## Task description
Locate the word "mails" in the material, then show every line that holds it.

## Data shown
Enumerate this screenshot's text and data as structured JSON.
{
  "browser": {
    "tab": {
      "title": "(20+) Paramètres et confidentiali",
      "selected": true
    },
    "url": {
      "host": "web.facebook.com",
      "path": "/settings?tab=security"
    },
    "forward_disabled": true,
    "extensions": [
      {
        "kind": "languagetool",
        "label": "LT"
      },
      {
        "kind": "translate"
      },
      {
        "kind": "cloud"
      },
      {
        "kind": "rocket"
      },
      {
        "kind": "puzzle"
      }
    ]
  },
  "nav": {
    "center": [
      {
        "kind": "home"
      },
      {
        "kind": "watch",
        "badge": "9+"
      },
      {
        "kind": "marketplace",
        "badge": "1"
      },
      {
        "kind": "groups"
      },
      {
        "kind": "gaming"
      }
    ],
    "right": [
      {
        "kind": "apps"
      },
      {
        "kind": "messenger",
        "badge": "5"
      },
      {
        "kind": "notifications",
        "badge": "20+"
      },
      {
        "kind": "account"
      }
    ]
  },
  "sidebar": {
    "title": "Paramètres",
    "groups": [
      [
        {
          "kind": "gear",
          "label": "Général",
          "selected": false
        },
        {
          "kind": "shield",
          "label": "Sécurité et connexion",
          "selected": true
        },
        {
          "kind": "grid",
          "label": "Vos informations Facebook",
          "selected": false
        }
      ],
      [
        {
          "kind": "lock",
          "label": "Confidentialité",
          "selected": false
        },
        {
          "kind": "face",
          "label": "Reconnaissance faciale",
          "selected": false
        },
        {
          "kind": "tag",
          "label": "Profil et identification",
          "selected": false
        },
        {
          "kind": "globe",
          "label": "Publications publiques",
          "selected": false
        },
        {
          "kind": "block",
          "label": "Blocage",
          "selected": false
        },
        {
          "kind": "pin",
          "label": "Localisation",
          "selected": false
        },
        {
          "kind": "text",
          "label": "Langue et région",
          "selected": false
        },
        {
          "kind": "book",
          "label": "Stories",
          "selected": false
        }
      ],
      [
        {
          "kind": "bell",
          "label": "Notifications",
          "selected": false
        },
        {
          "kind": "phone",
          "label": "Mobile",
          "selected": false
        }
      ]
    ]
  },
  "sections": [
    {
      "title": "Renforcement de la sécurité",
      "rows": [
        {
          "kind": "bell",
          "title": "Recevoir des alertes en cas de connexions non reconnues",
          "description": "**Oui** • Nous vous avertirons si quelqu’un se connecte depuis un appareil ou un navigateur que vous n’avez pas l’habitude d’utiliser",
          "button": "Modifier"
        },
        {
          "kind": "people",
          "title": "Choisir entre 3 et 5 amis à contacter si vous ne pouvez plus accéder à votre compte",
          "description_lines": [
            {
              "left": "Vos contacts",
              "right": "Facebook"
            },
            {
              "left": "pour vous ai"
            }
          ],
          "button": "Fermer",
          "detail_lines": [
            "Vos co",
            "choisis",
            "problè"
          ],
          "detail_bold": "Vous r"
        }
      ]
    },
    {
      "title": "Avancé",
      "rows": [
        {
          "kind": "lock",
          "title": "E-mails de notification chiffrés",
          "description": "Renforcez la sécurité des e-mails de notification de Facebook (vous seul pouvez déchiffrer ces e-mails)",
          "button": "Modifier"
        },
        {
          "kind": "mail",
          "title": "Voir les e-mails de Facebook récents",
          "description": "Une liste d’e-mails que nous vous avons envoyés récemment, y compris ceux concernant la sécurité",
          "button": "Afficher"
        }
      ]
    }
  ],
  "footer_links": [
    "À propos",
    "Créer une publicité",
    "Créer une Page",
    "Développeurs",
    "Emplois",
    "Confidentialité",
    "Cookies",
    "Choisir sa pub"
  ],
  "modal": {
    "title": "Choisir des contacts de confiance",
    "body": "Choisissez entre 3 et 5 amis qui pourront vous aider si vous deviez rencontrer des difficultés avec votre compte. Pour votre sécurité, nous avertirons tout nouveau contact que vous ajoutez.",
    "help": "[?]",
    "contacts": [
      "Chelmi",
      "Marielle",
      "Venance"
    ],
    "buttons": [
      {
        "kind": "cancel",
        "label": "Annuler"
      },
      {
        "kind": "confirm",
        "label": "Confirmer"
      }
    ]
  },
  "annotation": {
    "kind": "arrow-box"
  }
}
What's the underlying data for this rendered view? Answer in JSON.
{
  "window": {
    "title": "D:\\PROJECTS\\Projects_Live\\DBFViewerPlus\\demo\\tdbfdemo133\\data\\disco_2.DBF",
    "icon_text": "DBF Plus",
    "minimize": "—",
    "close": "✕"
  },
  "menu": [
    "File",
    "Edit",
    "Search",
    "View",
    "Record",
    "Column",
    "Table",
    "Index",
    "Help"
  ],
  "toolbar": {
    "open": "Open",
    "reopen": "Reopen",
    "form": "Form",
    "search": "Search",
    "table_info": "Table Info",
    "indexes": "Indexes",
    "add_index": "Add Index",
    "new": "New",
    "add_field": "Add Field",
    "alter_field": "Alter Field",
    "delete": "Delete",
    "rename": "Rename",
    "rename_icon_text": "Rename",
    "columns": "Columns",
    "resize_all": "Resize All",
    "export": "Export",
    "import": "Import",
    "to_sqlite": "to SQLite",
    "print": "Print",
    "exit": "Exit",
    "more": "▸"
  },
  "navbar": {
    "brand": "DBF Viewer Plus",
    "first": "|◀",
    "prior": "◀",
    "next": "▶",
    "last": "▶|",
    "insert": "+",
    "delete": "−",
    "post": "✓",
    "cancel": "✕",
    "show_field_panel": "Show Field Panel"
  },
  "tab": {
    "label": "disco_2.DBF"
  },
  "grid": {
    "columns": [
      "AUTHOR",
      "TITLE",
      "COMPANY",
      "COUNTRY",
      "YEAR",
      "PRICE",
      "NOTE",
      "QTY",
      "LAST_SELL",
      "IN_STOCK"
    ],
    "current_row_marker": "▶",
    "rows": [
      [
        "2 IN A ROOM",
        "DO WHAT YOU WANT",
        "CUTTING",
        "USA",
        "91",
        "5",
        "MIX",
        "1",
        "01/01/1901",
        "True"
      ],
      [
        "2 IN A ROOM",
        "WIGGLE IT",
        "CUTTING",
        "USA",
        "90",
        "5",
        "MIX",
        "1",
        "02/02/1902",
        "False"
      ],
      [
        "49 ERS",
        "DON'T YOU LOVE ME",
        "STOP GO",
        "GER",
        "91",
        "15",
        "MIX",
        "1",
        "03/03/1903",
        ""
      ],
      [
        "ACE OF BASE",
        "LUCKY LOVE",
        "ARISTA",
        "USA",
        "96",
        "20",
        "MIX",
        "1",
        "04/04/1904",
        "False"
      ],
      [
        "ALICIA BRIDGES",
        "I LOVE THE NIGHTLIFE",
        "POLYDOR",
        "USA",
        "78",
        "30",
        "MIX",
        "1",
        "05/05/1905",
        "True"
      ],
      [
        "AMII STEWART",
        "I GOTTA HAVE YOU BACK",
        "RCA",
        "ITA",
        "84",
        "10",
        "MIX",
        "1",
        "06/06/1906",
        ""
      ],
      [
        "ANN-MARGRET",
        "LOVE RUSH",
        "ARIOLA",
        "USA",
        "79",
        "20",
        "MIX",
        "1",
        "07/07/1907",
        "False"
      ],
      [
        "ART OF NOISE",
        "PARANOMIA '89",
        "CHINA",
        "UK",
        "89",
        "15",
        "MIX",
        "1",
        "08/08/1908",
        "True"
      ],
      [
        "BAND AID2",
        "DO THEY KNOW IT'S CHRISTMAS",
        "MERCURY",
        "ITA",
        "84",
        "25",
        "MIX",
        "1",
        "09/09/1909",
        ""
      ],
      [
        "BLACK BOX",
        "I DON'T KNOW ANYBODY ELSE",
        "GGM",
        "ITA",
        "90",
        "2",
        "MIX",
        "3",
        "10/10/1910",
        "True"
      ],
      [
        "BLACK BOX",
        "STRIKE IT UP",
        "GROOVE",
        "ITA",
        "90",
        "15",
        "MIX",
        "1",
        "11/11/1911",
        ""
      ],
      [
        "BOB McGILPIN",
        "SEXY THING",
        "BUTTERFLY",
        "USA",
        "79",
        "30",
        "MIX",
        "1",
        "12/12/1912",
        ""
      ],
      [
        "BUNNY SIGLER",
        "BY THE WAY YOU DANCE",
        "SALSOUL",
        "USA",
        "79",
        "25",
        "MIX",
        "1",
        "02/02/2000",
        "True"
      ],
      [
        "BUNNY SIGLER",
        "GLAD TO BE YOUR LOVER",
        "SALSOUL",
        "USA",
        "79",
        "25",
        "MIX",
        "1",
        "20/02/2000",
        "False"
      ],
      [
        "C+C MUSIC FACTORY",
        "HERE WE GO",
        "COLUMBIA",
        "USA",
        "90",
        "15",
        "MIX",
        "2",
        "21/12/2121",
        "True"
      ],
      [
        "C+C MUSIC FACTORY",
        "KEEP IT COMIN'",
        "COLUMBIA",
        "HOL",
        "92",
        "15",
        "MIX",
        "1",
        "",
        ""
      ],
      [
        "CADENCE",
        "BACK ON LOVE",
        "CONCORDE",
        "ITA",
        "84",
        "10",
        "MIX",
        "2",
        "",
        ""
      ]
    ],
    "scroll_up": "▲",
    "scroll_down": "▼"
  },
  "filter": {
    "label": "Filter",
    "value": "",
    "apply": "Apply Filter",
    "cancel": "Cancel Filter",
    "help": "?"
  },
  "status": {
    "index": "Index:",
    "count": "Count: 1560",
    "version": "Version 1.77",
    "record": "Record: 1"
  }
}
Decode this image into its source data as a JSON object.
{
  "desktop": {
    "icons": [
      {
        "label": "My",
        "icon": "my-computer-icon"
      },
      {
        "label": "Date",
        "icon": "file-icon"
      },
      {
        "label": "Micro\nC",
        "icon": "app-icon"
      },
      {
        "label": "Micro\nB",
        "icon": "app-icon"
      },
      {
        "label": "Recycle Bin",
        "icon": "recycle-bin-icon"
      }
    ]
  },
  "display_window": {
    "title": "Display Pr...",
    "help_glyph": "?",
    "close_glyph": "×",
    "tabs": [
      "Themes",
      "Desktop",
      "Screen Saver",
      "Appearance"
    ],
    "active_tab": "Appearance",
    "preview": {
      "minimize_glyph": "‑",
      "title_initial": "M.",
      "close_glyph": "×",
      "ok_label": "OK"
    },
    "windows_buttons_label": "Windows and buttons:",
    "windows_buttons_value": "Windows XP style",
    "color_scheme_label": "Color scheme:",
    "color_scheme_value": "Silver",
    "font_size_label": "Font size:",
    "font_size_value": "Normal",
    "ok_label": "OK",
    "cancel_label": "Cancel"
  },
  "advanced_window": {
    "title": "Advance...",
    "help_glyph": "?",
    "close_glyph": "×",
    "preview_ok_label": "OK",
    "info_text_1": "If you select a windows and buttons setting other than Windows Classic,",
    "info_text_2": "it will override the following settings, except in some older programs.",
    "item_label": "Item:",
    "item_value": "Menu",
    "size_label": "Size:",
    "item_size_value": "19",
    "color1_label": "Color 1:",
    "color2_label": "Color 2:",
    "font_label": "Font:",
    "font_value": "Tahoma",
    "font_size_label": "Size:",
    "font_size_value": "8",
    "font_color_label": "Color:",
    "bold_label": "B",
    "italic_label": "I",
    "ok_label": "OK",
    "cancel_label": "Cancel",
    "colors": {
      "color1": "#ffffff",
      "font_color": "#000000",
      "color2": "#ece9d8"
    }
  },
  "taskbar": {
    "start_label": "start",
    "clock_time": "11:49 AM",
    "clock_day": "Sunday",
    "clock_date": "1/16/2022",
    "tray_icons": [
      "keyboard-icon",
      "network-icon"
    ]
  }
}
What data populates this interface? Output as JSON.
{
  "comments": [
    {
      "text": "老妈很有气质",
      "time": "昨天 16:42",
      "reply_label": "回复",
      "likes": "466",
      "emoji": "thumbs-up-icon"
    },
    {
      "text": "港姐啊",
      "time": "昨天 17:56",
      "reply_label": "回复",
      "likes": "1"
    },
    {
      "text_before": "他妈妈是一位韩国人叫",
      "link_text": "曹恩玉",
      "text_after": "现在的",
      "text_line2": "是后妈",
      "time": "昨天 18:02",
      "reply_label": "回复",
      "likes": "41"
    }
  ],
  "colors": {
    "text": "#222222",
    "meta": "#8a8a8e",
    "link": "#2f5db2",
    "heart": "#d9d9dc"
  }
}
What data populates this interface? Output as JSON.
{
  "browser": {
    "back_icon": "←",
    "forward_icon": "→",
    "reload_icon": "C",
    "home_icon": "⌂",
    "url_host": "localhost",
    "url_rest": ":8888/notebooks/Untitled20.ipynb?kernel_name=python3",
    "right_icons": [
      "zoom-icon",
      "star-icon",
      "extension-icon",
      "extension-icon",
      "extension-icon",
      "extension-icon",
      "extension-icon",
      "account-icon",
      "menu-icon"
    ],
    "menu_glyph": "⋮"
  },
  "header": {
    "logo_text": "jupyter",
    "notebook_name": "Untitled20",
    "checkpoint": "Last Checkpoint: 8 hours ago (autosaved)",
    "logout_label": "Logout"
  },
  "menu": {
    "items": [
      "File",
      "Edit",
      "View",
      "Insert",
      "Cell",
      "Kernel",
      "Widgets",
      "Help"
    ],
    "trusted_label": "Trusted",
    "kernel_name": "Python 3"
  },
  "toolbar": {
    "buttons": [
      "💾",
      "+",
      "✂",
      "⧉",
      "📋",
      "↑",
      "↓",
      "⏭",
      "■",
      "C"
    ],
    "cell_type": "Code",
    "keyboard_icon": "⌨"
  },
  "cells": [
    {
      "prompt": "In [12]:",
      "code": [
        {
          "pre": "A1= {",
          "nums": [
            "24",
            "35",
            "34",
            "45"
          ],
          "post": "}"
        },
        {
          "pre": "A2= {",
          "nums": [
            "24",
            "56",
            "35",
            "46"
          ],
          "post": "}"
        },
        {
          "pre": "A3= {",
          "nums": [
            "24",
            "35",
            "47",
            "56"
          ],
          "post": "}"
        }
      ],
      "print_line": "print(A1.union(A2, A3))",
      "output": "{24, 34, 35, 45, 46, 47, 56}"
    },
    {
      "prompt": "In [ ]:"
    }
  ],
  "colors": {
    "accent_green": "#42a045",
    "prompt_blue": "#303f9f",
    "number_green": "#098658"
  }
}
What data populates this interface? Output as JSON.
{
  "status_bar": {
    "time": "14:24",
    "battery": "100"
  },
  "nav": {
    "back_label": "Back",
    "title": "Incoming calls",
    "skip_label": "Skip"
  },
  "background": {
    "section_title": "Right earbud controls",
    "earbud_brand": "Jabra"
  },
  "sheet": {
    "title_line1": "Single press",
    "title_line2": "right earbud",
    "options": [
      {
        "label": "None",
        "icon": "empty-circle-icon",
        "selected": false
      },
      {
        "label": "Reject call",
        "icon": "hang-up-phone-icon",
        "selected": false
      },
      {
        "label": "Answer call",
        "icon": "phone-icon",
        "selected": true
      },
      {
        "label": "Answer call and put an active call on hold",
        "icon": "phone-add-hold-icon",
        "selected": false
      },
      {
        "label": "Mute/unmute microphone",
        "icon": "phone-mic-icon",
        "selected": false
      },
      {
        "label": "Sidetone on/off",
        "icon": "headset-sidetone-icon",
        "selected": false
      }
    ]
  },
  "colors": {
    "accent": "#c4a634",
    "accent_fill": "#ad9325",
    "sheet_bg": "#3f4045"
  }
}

## Exercise output
          "title": "E-mails de notification chiffrés",
          "description": "Renforcez la sécurité des e-mails de notification de Facebook (vous seul pouvez déchiffrer ces e-mails)",
          "title": "Voir les e-mails de Facebook récents",
          "description": "Une liste d’e-mails que nous vous avons envoyés récemment, y compris ceux concernant la sécurité",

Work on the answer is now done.